*EXERCISE REQUIREMENTS*:
Where does the string "Gnade" appear in the records? Copy every line that contains it.

# ENTRIES SHOWN start

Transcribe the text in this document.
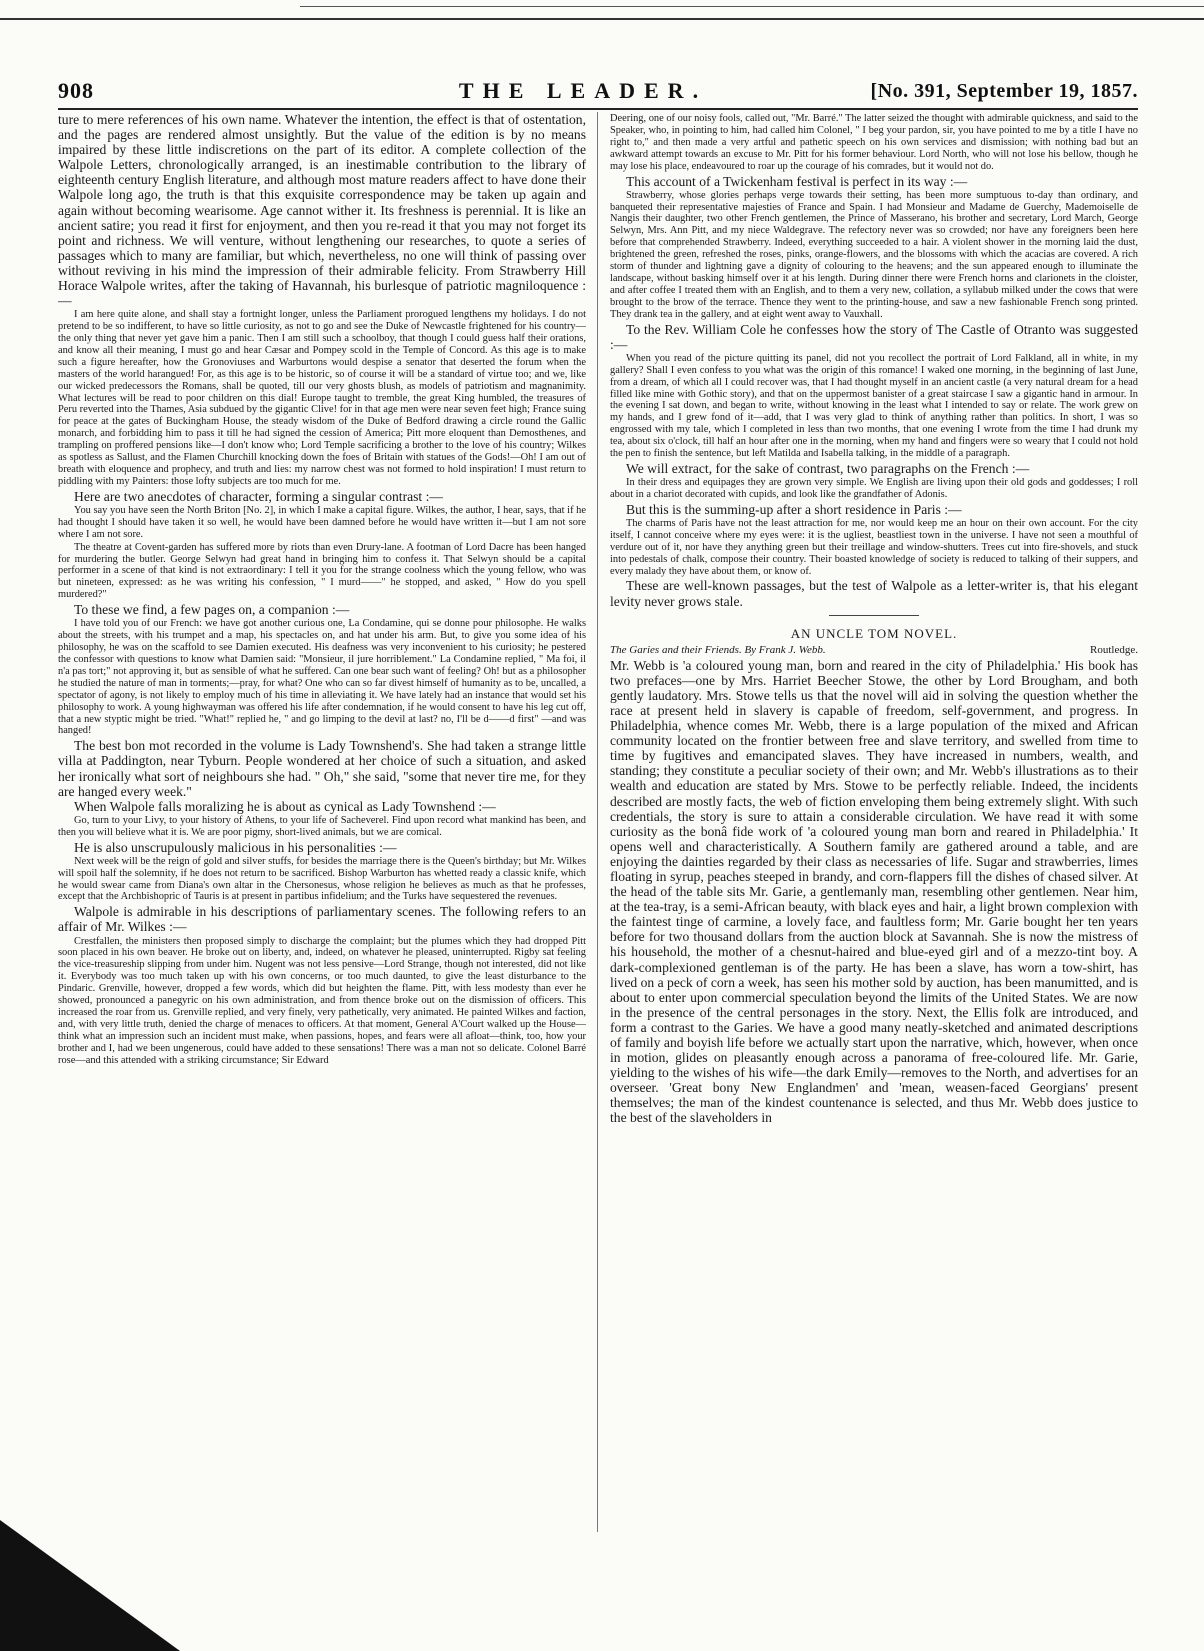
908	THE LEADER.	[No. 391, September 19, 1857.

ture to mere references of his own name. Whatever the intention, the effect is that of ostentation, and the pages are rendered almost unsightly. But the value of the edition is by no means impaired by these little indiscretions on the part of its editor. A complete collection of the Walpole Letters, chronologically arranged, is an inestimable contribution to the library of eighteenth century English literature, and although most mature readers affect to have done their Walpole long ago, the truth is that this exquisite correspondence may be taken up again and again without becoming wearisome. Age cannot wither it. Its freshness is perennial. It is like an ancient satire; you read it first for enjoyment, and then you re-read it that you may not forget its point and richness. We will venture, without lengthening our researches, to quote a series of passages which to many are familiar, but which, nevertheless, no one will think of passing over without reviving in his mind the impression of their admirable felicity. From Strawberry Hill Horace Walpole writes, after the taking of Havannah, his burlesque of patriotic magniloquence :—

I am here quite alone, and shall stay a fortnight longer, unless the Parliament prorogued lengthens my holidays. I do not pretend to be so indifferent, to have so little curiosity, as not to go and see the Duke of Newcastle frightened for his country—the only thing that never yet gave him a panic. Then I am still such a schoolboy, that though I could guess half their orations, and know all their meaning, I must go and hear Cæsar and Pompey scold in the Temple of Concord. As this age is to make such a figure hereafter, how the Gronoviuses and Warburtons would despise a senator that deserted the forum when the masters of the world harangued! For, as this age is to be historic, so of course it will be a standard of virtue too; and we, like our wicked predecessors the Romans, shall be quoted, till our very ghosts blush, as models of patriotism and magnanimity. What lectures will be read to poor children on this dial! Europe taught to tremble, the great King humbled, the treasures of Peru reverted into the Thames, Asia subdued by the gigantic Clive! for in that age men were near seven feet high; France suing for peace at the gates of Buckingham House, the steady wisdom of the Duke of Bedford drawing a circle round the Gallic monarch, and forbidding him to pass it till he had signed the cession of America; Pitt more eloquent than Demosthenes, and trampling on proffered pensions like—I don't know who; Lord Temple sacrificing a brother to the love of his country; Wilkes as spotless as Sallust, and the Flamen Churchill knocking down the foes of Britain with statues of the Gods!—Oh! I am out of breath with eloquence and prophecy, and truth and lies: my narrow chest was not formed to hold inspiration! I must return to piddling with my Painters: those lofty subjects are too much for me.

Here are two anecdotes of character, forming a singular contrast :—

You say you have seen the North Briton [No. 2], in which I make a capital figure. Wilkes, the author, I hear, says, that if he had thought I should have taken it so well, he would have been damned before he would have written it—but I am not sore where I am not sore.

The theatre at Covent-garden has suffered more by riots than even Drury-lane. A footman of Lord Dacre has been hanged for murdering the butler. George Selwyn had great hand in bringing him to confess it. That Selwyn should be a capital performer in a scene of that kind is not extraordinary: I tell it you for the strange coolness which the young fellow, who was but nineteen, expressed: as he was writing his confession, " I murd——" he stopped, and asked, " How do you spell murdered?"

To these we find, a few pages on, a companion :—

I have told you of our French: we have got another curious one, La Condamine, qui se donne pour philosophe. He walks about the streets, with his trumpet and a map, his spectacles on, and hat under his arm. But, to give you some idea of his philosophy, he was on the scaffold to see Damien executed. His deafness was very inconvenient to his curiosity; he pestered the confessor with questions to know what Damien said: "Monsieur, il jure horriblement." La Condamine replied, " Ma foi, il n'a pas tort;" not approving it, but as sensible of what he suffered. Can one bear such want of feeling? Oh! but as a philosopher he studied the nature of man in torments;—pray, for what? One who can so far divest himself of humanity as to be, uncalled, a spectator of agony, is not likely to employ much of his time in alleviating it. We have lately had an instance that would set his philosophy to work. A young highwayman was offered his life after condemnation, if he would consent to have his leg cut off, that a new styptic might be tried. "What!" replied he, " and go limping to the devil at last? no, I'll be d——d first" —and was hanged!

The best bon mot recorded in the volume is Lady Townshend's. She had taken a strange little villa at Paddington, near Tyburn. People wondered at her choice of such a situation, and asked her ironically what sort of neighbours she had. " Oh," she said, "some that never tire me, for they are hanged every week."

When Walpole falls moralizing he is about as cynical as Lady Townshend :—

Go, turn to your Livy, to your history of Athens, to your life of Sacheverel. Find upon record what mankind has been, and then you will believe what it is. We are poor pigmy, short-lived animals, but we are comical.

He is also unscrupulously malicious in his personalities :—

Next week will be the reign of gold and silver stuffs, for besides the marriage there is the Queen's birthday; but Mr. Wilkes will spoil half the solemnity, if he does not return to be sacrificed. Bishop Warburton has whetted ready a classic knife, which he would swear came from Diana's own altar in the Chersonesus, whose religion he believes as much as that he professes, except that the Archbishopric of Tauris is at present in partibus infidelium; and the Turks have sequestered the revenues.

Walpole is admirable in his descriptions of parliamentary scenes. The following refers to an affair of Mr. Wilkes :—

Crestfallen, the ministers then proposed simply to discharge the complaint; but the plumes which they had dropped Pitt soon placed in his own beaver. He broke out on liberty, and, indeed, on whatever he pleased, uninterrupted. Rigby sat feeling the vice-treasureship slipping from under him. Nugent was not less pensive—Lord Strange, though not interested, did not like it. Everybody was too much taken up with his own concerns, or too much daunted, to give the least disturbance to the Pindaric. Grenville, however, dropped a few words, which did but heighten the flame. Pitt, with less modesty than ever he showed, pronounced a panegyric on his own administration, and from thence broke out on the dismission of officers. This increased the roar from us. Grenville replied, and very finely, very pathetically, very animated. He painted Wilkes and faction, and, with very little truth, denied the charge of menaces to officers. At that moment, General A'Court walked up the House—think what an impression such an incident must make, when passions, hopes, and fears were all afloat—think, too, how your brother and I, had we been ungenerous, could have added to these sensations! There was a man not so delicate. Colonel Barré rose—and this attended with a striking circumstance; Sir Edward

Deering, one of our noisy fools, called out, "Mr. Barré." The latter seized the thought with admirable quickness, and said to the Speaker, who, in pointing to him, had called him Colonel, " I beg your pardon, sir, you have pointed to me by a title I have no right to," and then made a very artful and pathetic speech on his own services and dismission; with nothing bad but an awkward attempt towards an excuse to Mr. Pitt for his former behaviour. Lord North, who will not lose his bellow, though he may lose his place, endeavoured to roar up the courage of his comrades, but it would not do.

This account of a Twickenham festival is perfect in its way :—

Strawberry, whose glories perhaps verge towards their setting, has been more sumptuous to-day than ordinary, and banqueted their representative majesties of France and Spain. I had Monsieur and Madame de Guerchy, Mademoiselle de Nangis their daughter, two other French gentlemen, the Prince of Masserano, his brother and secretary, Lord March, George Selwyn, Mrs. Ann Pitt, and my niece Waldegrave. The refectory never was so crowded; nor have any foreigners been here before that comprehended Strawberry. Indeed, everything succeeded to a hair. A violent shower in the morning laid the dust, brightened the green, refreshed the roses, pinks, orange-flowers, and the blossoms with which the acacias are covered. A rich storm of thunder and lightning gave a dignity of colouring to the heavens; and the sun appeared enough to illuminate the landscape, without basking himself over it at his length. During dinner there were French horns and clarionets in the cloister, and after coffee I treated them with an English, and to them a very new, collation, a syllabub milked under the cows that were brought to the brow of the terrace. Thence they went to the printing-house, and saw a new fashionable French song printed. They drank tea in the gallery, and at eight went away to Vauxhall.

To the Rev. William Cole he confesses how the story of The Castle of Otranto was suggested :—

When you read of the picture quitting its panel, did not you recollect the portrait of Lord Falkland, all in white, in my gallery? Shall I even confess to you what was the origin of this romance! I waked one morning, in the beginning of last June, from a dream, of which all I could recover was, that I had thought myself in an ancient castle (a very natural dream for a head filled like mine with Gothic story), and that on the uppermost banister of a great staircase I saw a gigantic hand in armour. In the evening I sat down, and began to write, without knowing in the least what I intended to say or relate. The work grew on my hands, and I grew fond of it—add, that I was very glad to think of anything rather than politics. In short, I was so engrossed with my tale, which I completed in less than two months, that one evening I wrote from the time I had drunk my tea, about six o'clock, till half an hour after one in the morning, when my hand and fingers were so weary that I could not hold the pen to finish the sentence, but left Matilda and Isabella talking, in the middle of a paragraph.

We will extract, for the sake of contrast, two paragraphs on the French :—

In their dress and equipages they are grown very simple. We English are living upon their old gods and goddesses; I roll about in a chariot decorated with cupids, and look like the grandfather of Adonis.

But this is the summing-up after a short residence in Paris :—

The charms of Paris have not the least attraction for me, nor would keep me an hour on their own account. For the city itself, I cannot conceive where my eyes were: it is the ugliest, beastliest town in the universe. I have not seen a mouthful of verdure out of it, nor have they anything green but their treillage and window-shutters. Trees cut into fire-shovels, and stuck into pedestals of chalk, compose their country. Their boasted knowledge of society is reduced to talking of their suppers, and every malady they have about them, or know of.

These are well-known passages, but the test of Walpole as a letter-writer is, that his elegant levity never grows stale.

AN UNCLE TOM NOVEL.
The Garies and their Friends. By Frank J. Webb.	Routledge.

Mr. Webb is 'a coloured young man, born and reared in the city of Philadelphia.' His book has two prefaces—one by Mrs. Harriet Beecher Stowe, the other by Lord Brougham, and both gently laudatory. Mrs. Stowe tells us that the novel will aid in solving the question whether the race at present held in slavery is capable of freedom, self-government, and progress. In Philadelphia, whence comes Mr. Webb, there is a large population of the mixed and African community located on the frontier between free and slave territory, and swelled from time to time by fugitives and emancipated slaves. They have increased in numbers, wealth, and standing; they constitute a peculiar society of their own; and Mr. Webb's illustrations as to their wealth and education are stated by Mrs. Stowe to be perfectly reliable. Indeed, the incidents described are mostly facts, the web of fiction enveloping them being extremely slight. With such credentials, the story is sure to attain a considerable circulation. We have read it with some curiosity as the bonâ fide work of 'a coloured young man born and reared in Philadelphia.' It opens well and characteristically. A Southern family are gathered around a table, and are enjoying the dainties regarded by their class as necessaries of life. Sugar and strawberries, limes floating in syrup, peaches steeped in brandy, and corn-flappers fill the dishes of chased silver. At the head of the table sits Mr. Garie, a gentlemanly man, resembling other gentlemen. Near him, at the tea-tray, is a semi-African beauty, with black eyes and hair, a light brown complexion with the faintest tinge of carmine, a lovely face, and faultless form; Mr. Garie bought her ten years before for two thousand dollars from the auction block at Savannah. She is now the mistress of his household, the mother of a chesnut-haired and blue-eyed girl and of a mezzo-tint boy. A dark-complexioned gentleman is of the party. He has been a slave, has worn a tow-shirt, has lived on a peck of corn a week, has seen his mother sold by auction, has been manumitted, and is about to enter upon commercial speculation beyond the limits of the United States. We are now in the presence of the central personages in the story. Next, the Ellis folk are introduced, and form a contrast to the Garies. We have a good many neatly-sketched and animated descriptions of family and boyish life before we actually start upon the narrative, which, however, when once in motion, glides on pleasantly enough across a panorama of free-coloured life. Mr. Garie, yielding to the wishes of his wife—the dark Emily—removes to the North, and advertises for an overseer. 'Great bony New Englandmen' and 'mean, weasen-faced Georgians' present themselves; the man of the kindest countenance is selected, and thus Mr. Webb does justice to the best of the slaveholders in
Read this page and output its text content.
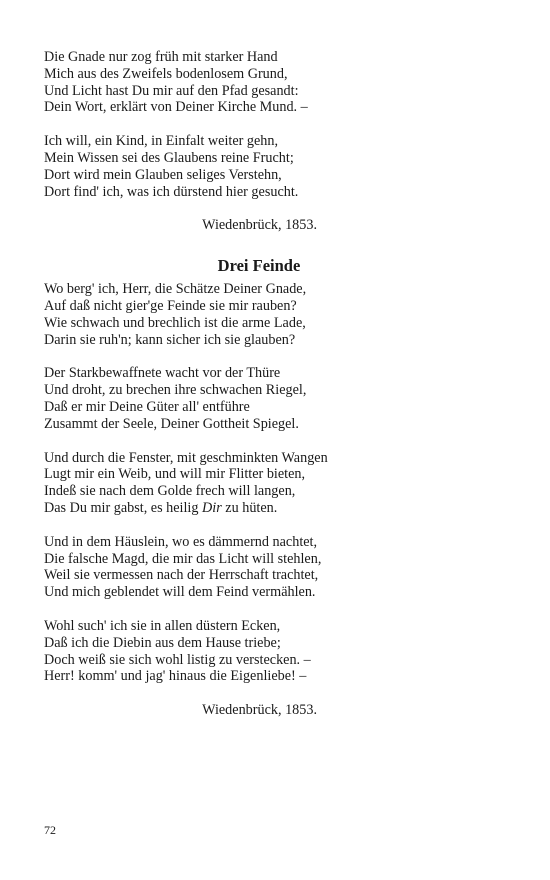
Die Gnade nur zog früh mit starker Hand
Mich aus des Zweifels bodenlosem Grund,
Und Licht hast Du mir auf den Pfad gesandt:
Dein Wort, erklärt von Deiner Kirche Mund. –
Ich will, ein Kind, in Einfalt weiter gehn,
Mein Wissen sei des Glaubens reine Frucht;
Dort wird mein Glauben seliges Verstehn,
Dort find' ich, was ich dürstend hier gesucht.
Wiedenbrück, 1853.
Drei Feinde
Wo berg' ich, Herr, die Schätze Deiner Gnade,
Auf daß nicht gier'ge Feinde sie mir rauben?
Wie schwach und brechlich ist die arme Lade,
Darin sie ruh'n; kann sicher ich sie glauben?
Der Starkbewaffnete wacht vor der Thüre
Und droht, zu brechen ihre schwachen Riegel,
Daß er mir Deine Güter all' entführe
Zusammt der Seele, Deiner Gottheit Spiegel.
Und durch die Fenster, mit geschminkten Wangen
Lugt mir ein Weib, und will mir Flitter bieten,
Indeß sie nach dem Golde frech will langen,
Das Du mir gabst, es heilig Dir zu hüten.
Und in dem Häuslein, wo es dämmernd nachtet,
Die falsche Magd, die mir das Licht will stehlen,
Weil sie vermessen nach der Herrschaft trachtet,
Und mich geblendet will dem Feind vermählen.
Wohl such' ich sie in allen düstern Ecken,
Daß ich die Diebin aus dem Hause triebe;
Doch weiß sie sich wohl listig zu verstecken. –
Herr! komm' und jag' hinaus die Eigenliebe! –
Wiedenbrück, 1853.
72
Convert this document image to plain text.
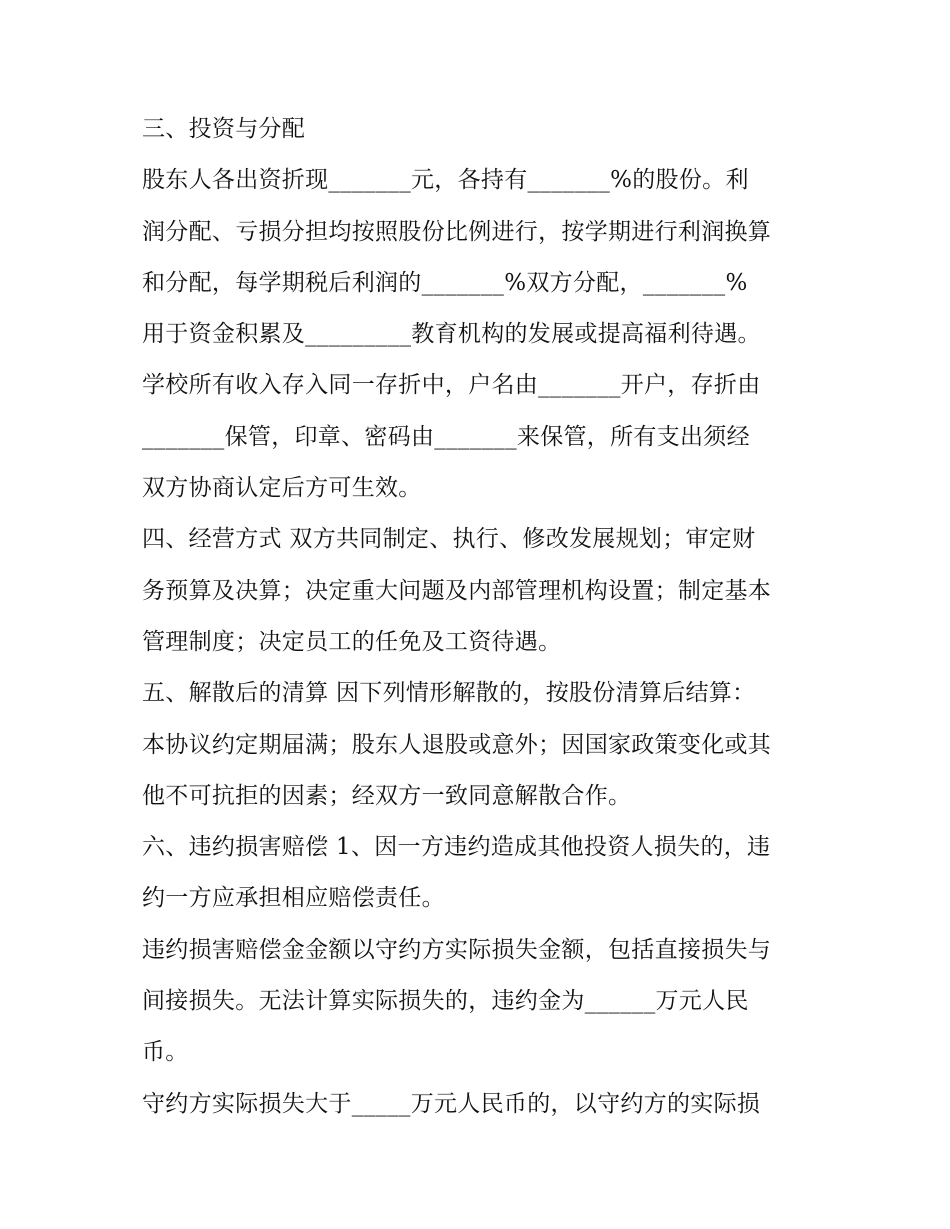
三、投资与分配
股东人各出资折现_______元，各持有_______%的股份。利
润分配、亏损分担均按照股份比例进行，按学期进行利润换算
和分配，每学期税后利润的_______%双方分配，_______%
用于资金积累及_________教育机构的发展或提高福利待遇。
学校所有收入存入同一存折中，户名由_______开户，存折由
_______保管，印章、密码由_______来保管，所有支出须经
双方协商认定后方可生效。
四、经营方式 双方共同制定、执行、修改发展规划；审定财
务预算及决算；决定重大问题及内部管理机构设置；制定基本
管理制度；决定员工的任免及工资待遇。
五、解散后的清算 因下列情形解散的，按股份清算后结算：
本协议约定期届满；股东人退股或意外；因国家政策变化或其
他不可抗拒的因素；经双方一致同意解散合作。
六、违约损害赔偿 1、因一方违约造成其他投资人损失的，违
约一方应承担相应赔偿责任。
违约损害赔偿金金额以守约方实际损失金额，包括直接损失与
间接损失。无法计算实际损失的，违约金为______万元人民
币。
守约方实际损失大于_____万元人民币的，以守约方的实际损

# ENTRIES SHOWN end

*RESULT FOR THIS EXERCISE*:
Die Gnade nur zog früh mit starker Hand
Wo berg' ich, Herr, die Schätze Deiner Gnade,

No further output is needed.